:: AVAILABLE DATA
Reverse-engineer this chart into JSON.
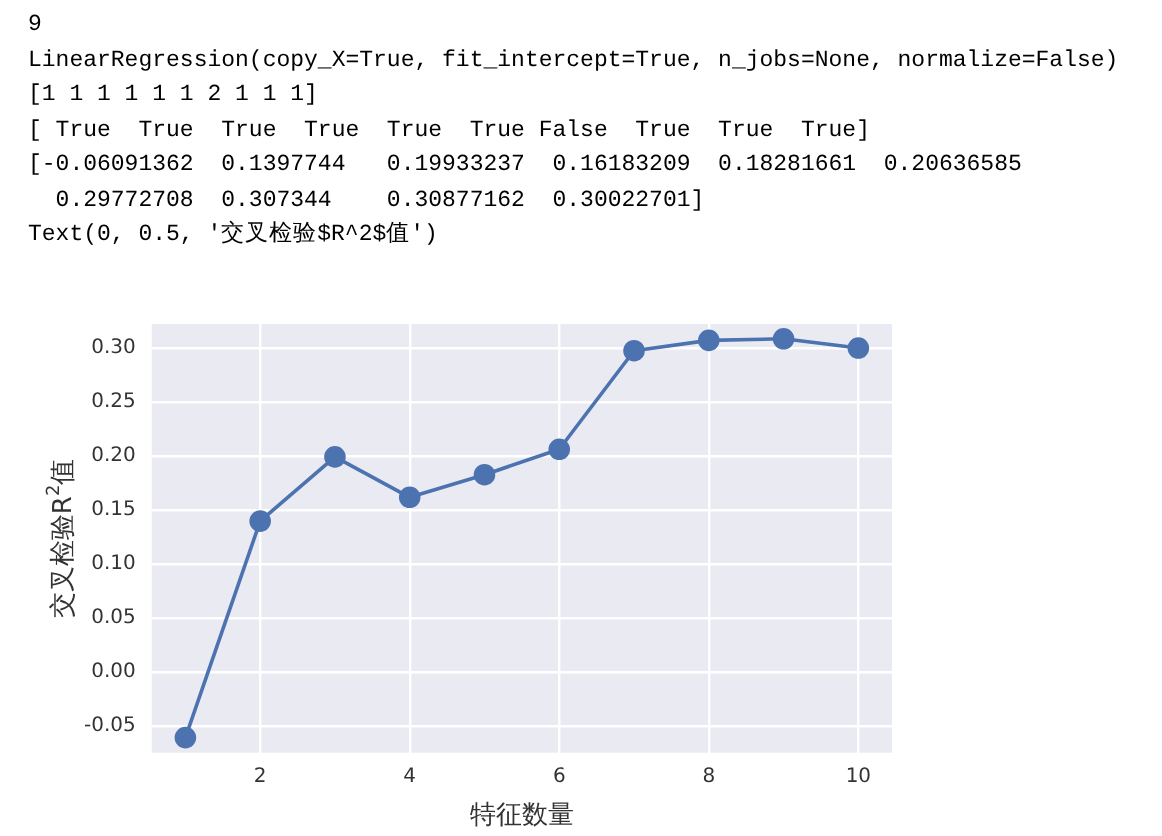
{
  "chart_data": {
    "type": "line",
    "xlabel": "特征数量",
    "ylabel": "交叉检验R$^{2}$值",
    "annotations": [
      "9",
      "LinearRegression(copy_X=True, fit_intercept=True, n_jobs=None, normalize=False)",
      "[1 1 1 1 1 1 2 1 1 1]",
      "[ True  True  True  True  True  True False  True  True  True]",
      "[-0.06091362  0.1397744   0.19933237  0.16183209  0.18281661  0.20636585",
      "  0.29772708  0.307344    0.30877162  0.30022701]",
      "Text(0, 0.5, '交叉检验$R^2$值')"
    ],
    "x": [
      1,
      2,
      3,
      4,
      5,
      6,
      7,
      8,
      9,
      10
    ],
    "series": [
      {
        "color": "#4c72b0",
        "values": [
          -0.06091362,
          0.1397744,
          0.19933237,
          0.16183209,
          0.18281661,
          0.20636585,
          0.29772708,
          0.307344,
          0.30877162,
          0.30022701
        ]
      }
    ],
    "xlim": [
      0.55,
      10.45
    ],
    "xticks": [
      2,
      4,
      6,
      8,
      10
    ],
    "ylim": [
      -0.075,
      0.3225
    ],
    "yticks": [
      {
        "value": -0.05,
        "label": "-0.05"
      },
      {
        "value": 0,
        "label": "0.00"
      },
      {
        "value": 0.05,
        "label": "0.05"
      },
      {
        "value": 0.1,
        "label": "0.10"
      },
      {
        "value": 0.15,
        "label": "0.15"
      },
      {
        "value": 0.2,
        "label": "0.20"
      },
      {
        "value": 0.25,
        "label": "0.25"
      },
      {
        "value": 0.3,
        "label": "0.30"
      }
    ],
    "grid": true,
    "marker": "circle",
    "line_style": "solid",
    "legend": false
  }
}
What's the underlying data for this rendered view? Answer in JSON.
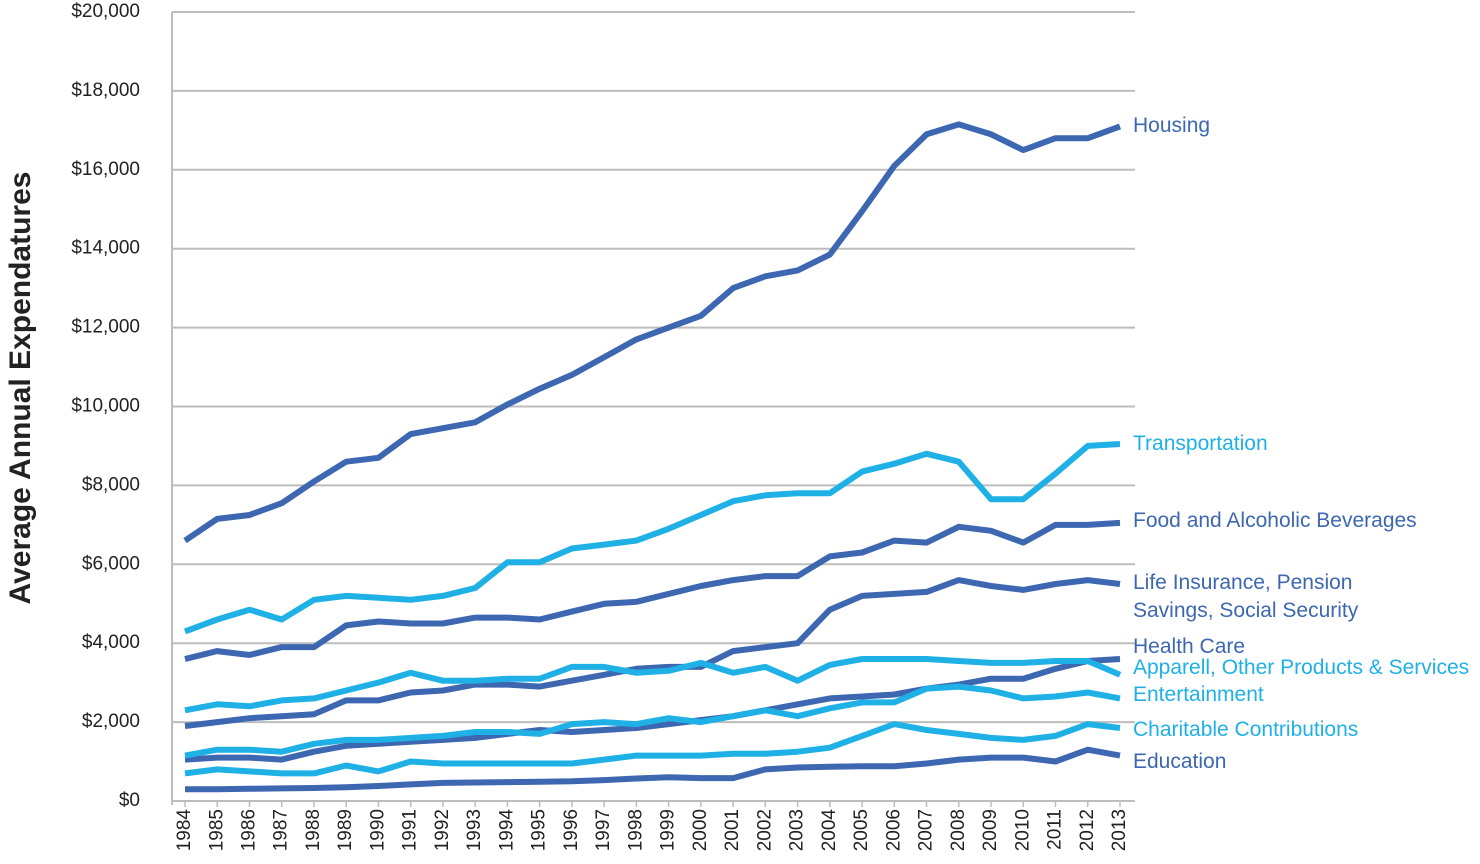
{
  "chart_data": {
    "type": "line",
    "y_label": "Average Annual Expendatures",
    "categories": [
      "1984",
      "1985",
      "1986",
      "1987",
      "1988",
      "1989",
      "1990",
      "1991",
      "1992",
      "1993",
      "1994",
      "1995",
      "1996",
      "1997",
      "1998",
      "1999",
      "2000",
      "2001",
      "2002",
      "2003",
      "2004",
      "2005",
      "2006",
      "2007",
      "2008",
      "2009",
      "2010",
      "2011",
      "2012",
      "2013"
    ],
    "ylim": [
      0,
      20000
    ],
    "yticks": [
      {
        "value": 0,
        "label": "$0"
      },
      {
        "value": 2000,
        "label": "$2,000"
      },
      {
        "value": 4000,
        "label": "$4,000"
      },
      {
        "value": 6000,
        "label": "$6,000"
      },
      {
        "value": 8000,
        "label": "$8,000"
      },
      {
        "value": 10000,
        "label": "$10,000"
      },
      {
        "value": 12000,
        "label": "$12,000"
      },
      {
        "value": 14000,
        "label": "$14,000"
      },
      {
        "value": 16000,
        "label": "$16,000"
      },
      {
        "value": 18000,
        "label": "$18,000"
      },
      {
        "value": 20000,
        "label": "$20,000"
      }
    ],
    "grid": true,
    "series": [
      {
        "name": "Housing",
        "color": "#3d67b1",
        "values": [
          6600,
          7150,
          7250,
          7550,
          8100,
          8600,
          8700,
          9300,
          9450,
          9600,
          10050,
          10450,
          10800,
          11250,
          11700,
          12000,
          12300,
          13000,
          13300,
          13450,
          13850,
          14950,
          16100,
          16900,
          17150,
          16900,
          16500,
          16800,
          16800,
          17100
        ]
      },
      {
        "name": "Transportation",
        "color": "#1fb1e6",
        "values": [
          4300,
          4600,
          4850,
          4600,
          5100,
          5200,
          5150,
          5100,
          5200,
          5400,
          6050,
          6050,
          6400,
          6500,
          6600,
          6900,
          7250,
          7600,
          7750,
          7800,
          7800,
          8350,
          8550,
          8800,
          8600,
          7650,
          7650,
          8300,
          9000,
          9050
        ]
      },
      {
        "name": "Food and Alcoholic Beverages",
        "color": "#3d67b1",
        "values": [
          3600,
          3800,
          3700,
          3900,
          3900,
          4450,
          4550,
          4500,
          4500,
          4650,
          4650,
          4600,
          4800,
          5000,
          5050,
          5250,
          5450,
          5600,
          5700,
          5700,
          6200,
          6300,
          6600,
          6550,
          6950,
          6850,
          6550,
          7000,
          7000,
          7050
        ]
      },
      {
        "name": "Life Insurance, Pension Savings, Social Security",
        "color": "#3d67b1",
        "values": [
          1900,
          2000,
          2100,
          2150,
          2200,
          2550,
          2550,
          2750,
          2800,
          2950,
          2950,
          2900,
          3050,
          3200,
          3350,
          3400,
          3400,
          3800,
          3900,
          4000,
          4850,
          5200,
          5250,
          5300,
          5600,
          5450,
          5350,
          5500,
          5600,
          5500
        ]
      },
      {
        "name": "Health Care",
        "color": "#3d67b1",
        "values": [
          1050,
          1100,
          1100,
          1050,
          1250,
          1400,
          1450,
          1500,
          1550,
          1600,
          1700,
          1800,
          1750,
          1800,
          1850,
          1950,
          2050,
          2150,
          2300,
          2450,
          2600,
          2650,
          2700,
          2850,
          2950,
          3100,
          3100,
          3350,
          3550,
          3600
        ]
      },
      {
        "name": "Apparell, Other Products & Services",
        "color": "#1fb1e6",
        "values": [
          2300,
          2450,
          2400,
          2550,
          2600,
          2800,
          3000,
          3250,
          3050,
          3050,
          3100,
          3100,
          3400,
          3400,
          3250,
          3300,
          3500,
          3250,
          3400,
          3050,
          3450,
          3600,
          3600,
          3600,
          3550,
          3500,
          3500,
          3550,
          3550,
          3200
        ]
      },
      {
        "name": "Entertainment",
        "color": "#1fb1e6",
        "values": [
          1150,
          1300,
          1300,
          1250,
          1450,
          1550,
          1550,
          1600,
          1650,
          1750,
          1750,
          1700,
          1950,
          2000,
          1950,
          2100,
          2000,
          2150,
          2300,
          2150,
          2350,
          2500,
          2500,
          2850,
          2900,
          2800,
          2600,
          2650,
          2750,
          2600
        ]
      },
      {
        "name": "Charitable Contributions",
        "color": "#1fb1e6",
        "values": [
          700,
          800,
          750,
          700,
          700,
          900,
          750,
          1000,
          950,
          950,
          950,
          950,
          950,
          1050,
          1150,
          1150,
          1150,
          1200,
          1200,
          1250,
          1350,
          1650,
          1950,
          1800,
          1700,
          1600,
          1550,
          1650,
          1950,
          1850
        ]
      },
      {
        "name": "Education",
        "color": "#3d67b1",
        "values": [
          300,
          300,
          310,
          320,
          330,
          350,
          380,
          420,
          460,
          470,
          480,
          490,
          500,
          530,
          570,
          600,
          580,
          580,
          800,
          850,
          870,
          880,
          880,
          950,
          1050,
          1100,
          1100,
          1000,
          1300,
          1150
        ]
      }
    ]
  }
}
::::
Without the pictures, write out every entry precisely as it appears.

Reverse-engineer this chart into JSON.
{
  "chart_data": {
    "type": "line",
    "xlabel": "特征数量",
    "ylabel": "交叉检验R$^{2}$值",
    "annotations": [
      "9",
      "LinearRegression(copy_X=True, fit_intercept=True, n_jobs=None, normalize=False)",
      "[1 1 1 1 1 1 2 1 1 1]",
      "[ True  True  True  True  True  True False  True  True  True]",
      "[-0.06091362  0.1397744   0.19933237  0.16183209  0.18281661  0.20636585",
      "  0.29772708  0.307344    0.30877162  0.30022701]",
      "Text(0, 0.5, '交叉检验$R^2$值')"
    ],
    "x": [
      1,
      2,
      3,
      4,
      5,
      6,
      7,
      8,
      9,
      10
    ],
    "series": [
      {
        "color": "#4c72b0",
        "values": [
          -0.06091362,
          0.1397744,
          0.19933237,
          0.16183209,
          0.18281661,
          0.20636585,
          0.29772708,
          0.307344,
          0.30877162,
          0.30022701
        ]
      }
    ],
    "xlim": [
      0.55,
      10.45
    ],
    "xticks": [
      2,
      4,
      6,
      8,
      10
    ],
    "ylim": [
      -0.075,
      0.3225
    ],
    "yticks": [
      {
        "value": -0.05,
        "label": "-0.05"
      },
      {
        "value": 0,
        "label": "0.00"
      },
      {
        "value": 0.05,
        "label": "0.05"
      },
      {
        "value": 0.1,
        "label": "0.10"
      },
      {
        "value": 0.15,
        "label": "0.15"
      },
      {
        "value": 0.2,
        "label": "0.20"
      },
      {
        "value": 0.25,
        "label": "0.25"
      },
      {
        "value": 0.3,
        "label": "0.30"
      }
    ],
    "grid": true,
    "marker": "circle",
    "line_style": "solid",
    "legend": false
  }
}
What's the underlying data for this rendered view? Answer in JSON.
{
  "chart_data": {
    "type": "line",
    "y_label": "Average Annual Expendatures",
    "categories": [
      "1984",
      "1985",
      "1986",
      "1987",
      "1988",
      "1989",
      "1990",
      "1991",
      "1992",
      "1993",
      "1994",
      "1995",
      "1996",
      "1997",
      "1998",
      "1999",
      "2000",
      "2001",
      "2002",
      "2003",
      "2004",
      "2005",
      "2006",
      "2007",
      "2008",
      "2009",
      "2010",
      "2011",
      "2012",
      "2013"
    ],
    "ylim": [
      0,
      20000
    ],
    "yticks": [
      {
        "value": 0,
        "label": "$0"
      },
      {
        "value": 2000,
        "label": "$2,000"
      },
      {
        "value": 4000,
        "label": "$4,000"
      },
      {
        "value": 6000,
        "label": "$6,000"
      },
      {
        "value": 8000,
        "label": "$8,000"
      },
      {
        "value": 10000,
        "label": "$10,000"
      },
      {
        "value": 12000,
        "label": "$12,000"
      },
      {
        "value": 14000,
        "label": "$14,000"
      },
      {
        "value": 16000,
        "label": "$16,000"
      },
      {
        "value": 18000,
        "label": "$18,000"
      },
      {
        "value": 20000,
        "label": "$20,000"
      }
    ],
    "grid": true,
    "series": [
      {
        "name": "Housing",
        "color": "#3d67b1",
        "values": [
          6600,
          7150,
          7250,
          7550,
          8100,
          8600,
          8700,
          9300,
          9450,
          9600,
          10050,
          10450,
          10800,
          11250,
          11700,
          12000,
          12300,
          13000,
          13300,
          13450,
          13850,
          14950,
          16100,
          16900,
          17150,
          16900,
          16500,
          16800,
          16800,
          17100
        ]
      },
      {
        "name": "Transportation",
        "color": "#1fb1e6",
        "values": [
          4300,
          4600,
          4850,
          4600,
          5100,
          5200,
          5150,
          5100,
          5200,
          5400,
          6050,
          6050,
          6400,
          6500,
          6600,
          6900,
          7250,
          7600,
          7750,
          7800,
          7800,
          8350,
          8550,
          8800,
          8600,
          7650,
          7650,
          8300,
          9000,
          9050
        ]
      },
      {
        "name": "Food and Alcoholic Beverages",
        "color": "#3d67b1",
        "values": [
          3600,
          3800,
          3700,
          3900,
          3900,
          4450,
          4550,
          4500,
          4500,
          4650,
          4650,
          4600,
          4800,
          5000,
          5050,
          5250,
          5450,
          5600,
          5700,
          5700,
          6200,
          6300,
          6600,
          6550,
          6950,
          6850,
          6550,
          7000,
          7000,
          7050
        ]
      },
      {
        "name": "Life Insurance, Pension Savings, Social Security",
        "color": "#3d67b1",
        "values": [
          1900,
          2000,
          2100,
          2150,
          2200,
          2550,
          2550,
          2750,
          2800,
          2950,
          2950,
          2900,
          3050,
          3200,
          3350,
          3400,
          3400,
          3800,
          3900,
          4000,
          4850,
          5200,
          5250,
          5300,
          5600,
          5450,
          5350,
          5500,
          5600,
          5500
        ]
      },
      {
        "name": "Health Care",
        "color": "#3d67b1",
        "values": [
          1050,
          1100,
          1100,
          1050,
          1250,
          1400,
          1450,
          1500,
          1550,
          1600,
          1700,
          1800,
          1750,
          1800,
          1850,
          1950,
          2050,
          2150,
          2300,
          2450,
          2600,
          2650,
          2700,
          2850,
          2950,
          3100,
          3100,
          3350,
          3550,
          3600
        ]
      },
      {
        "name": "Apparell, Other Products & Services",
        "color": "#1fb1e6",
        "values": [
          2300,
          2450,
          2400,
          2550,
          2600,
          2800,
          3000,
          3250,
          3050,
          3050,
          3100,
          3100,
          3400,
          3400,
          3250,
          3300,
          3500,
          3250,
          3400,
          3050,
          3450,
          3600,
          3600,
          3600,
          3550,
          3500,
          3500,
          3550,
          3550,
          3200
        ]
      },
      {
        "name": "Entertainment",
        "color": "#1fb1e6",
        "values": [
          1150,
          1300,
          1300,
          1250,
          1450,
          1550,
          1550,
          1600,
          1650,
          1750,
          1750,
          1700,
          1950,
          2000,
          1950,
          2100,
          2000,
          2150,
          2300,
          2150,
          2350,
          2500,
          2500,
          2850,
          2900,
          2800,
          2600,
          2650,
          2750,
          2600
        ]
      },
      {
        "name": "Charitable Contributions",
        "color": "#1fb1e6",
        "values": [
          700,
          800,
          750,
          700,
          700,
          900,
          750,
          1000,
          950,
          950,
          950,
          950,
          950,
          1050,
          1150,
          1150,
          1150,
          1200,
          1200,
          1250,
          1350,
          1650,
          1950,
          1800,
          1700,
          1600,
          1550,
          1650,
          1950,
          1850
        ]
      },
      {
        "name": "Education",
        "color": "#3d67b1",
        "values": [
          300,
          300,
          310,
          320,
          330,
          350,
          380,
          420,
          460,
          470,
          480,
          490,
          500,
          530,
          570,
          600,
          580,
          580,
          800,
          850,
          870,
          880,
          880,
          950,
          1050,
          1100,
          1100,
          1000,
          1300,
          1150
        ]
      }
    ]
  }
}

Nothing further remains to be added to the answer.